Pick out the lines containing "видов".

§ **Saved entries**
%%

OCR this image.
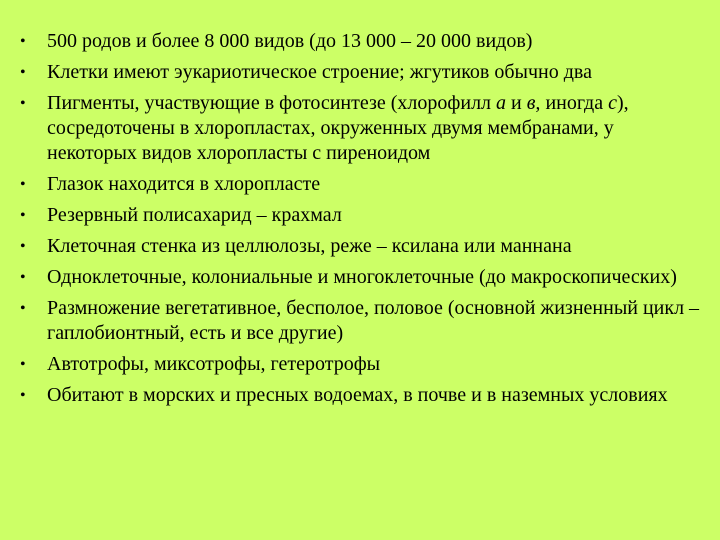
•	500 родов и более 8 000 видов (до 13 000 – 20 000 видов)
•	Клетки имеют эукариотическое строение; жгутиков обычно два
•	Пигменты, участвующие в фотосинтезе (хлорофилл a и в, иногда с), сосредоточены в хлоропластах, окруженных двумя мембранами, у некоторых видов хлоропласты с пиреноидом
•	Глазок находится в хлоропласте
•	Резервный полисахарид – крахмал
•	Клеточная стенка из целлюлозы, реже – ксилана или маннана
•	Одноклеточные, колониальные и многоклеточные (до макроскопических)
•	Размножение вегетативное, бесполое, половое (основной жизненный цикл – гаплобионтный, есть и все другие)
•	Автотрофы, миксотрофы, гетеротрофы
•	Обитают в морских и пресных водоемах, в почве и в наземных условиях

%%

§ **FINISHED EXERCISE**
•	500 родов и более 8 000 видов (до 13 000 – 20 000 видов)
•	Пигменты, участвующие в фотосинтезе (хлорофилл a и в, иногда с), сосредоточены в хлоропластах, окруженных двумя мембранами, у некоторых видов хлоропласты с пиреноидом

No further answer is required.